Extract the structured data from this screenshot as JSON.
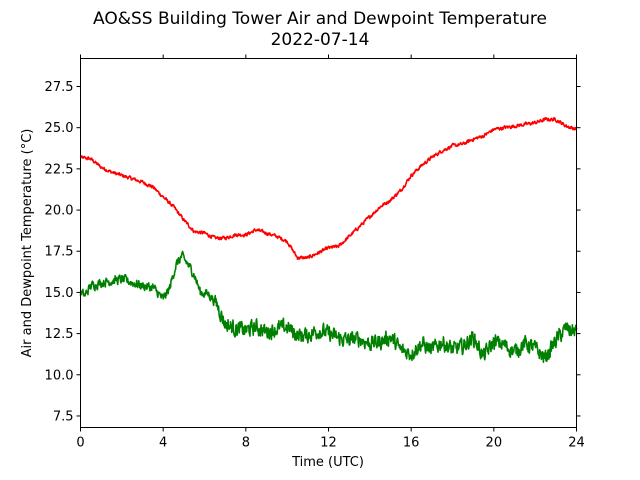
{
  "chart_data": {
    "type": "line",
    "title": "AO&SS Building Tower Air and Dewpoint Temperature",
    "subtitle": "2022-07-14",
    "xlabel": "Time (UTC)",
    "ylabel": "Air and Dewpoint Temperature (°C)",
    "xlim": [
      0,
      24
    ],
    "ylim": [
      6.8,
      29.2
    ],
    "xticks": [
      0,
      4,
      8,
      12,
      16,
      20,
      24
    ],
    "yticks": [
      7.5,
      10.0,
      12.5,
      15.0,
      17.5,
      20.0,
      22.5,
      25.0,
      27.5
    ],
    "grid": false,
    "legend": "none",
    "series": [
      {
        "color": "#ff0000",
        "noise": 0.15,
        "x": [
          0,
          0.5,
          1,
          1.5,
          2,
          2.5,
          3,
          3.5,
          4,
          4.5,
          5,
          5.5,
          6,
          6.5,
          7,
          7.5,
          8,
          8.5,
          9,
          9.5,
          10,
          10.5,
          11,
          11.5,
          12,
          12.5,
          13,
          13.5,
          14,
          14.5,
          15,
          15.5,
          16,
          16.5,
          17,
          17.5,
          18,
          18.5,
          19,
          19.5,
          20,
          20.5,
          21,
          21.5,
          22,
          22.5,
          23,
          23.5,
          24
        ],
        "y": [
          23.2,
          23.1,
          22.6,
          22.3,
          22.1,
          21.9,
          21.7,
          21.4,
          20.8,
          20.2,
          19.4,
          18.7,
          18.6,
          18.3,
          18.3,
          18.5,
          18.5,
          18.8,
          18.6,
          18.4,
          18.1,
          17.1,
          17.1,
          17.4,
          17.7,
          17.8,
          18.4,
          19.0,
          19.6,
          20.2,
          20.6,
          21.2,
          22.1,
          22.7,
          23.2,
          23.6,
          23.9,
          24.0,
          24.3,
          24.5,
          24.9,
          25.0,
          25.1,
          25.2,
          25.3,
          25.5,
          25.5,
          25.1,
          24.9
        ]
      },
      {
        "color": "#008000",
        "noise": 0.4,
        "x": [
          0,
          0.2,
          0.5,
          1,
          1.5,
          2,
          2.5,
          3,
          3.5,
          4,
          4.3,
          4.6,
          4.9,
          5.2,
          5.5,
          5.8,
          6.2,
          6.6,
          7,
          7.5,
          8,
          8.5,
          9,
          9.5,
          10,
          10.5,
          11,
          11.5,
          12,
          12.5,
          13,
          13.5,
          14,
          14.5,
          15,
          15.5,
          16,
          16.5,
          17,
          17.5,
          18,
          18.5,
          19,
          19.5,
          20,
          20.5,
          21,
          21.5,
          22,
          22.5,
          23,
          23.5,
          24
        ],
        "y": [
          15.0,
          14.8,
          15.4,
          15.6,
          15.7,
          15.8,
          15.6,
          15.4,
          15.3,
          14.6,
          15.2,
          16.6,
          17.2,
          16.7,
          16.1,
          15.0,
          14.9,
          14.3,
          13.1,
          12.8,
          12.7,
          12.9,
          12.6,
          12.8,
          12.9,
          12.4,
          12.4,
          12.7,
          12.5,
          12.2,
          12.1,
          12.2,
          11.9,
          12.0,
          12.3,
          11.5,
          11.3,
          11.9,
          11.5,
          12.0,
          11.5,
          11.7,
          12.3,
          11.1,
          12.0,
          11.8,
          11.4,
          11.9,
          11.6,
          11.0,
          12.1,
          12.8,
          12.6
        ]
      }
    ]
  }
}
★ ★ ★ ★
- _WHAT TO DO_: Pick out and copy every line that contains the word "Temperature".

- _FULL ANSWER_:
    "title": "AO&SS Building Tower Air and Dewpoint Temperature",
    "ylabel": "Air and Dewpoint Temperature (°C)",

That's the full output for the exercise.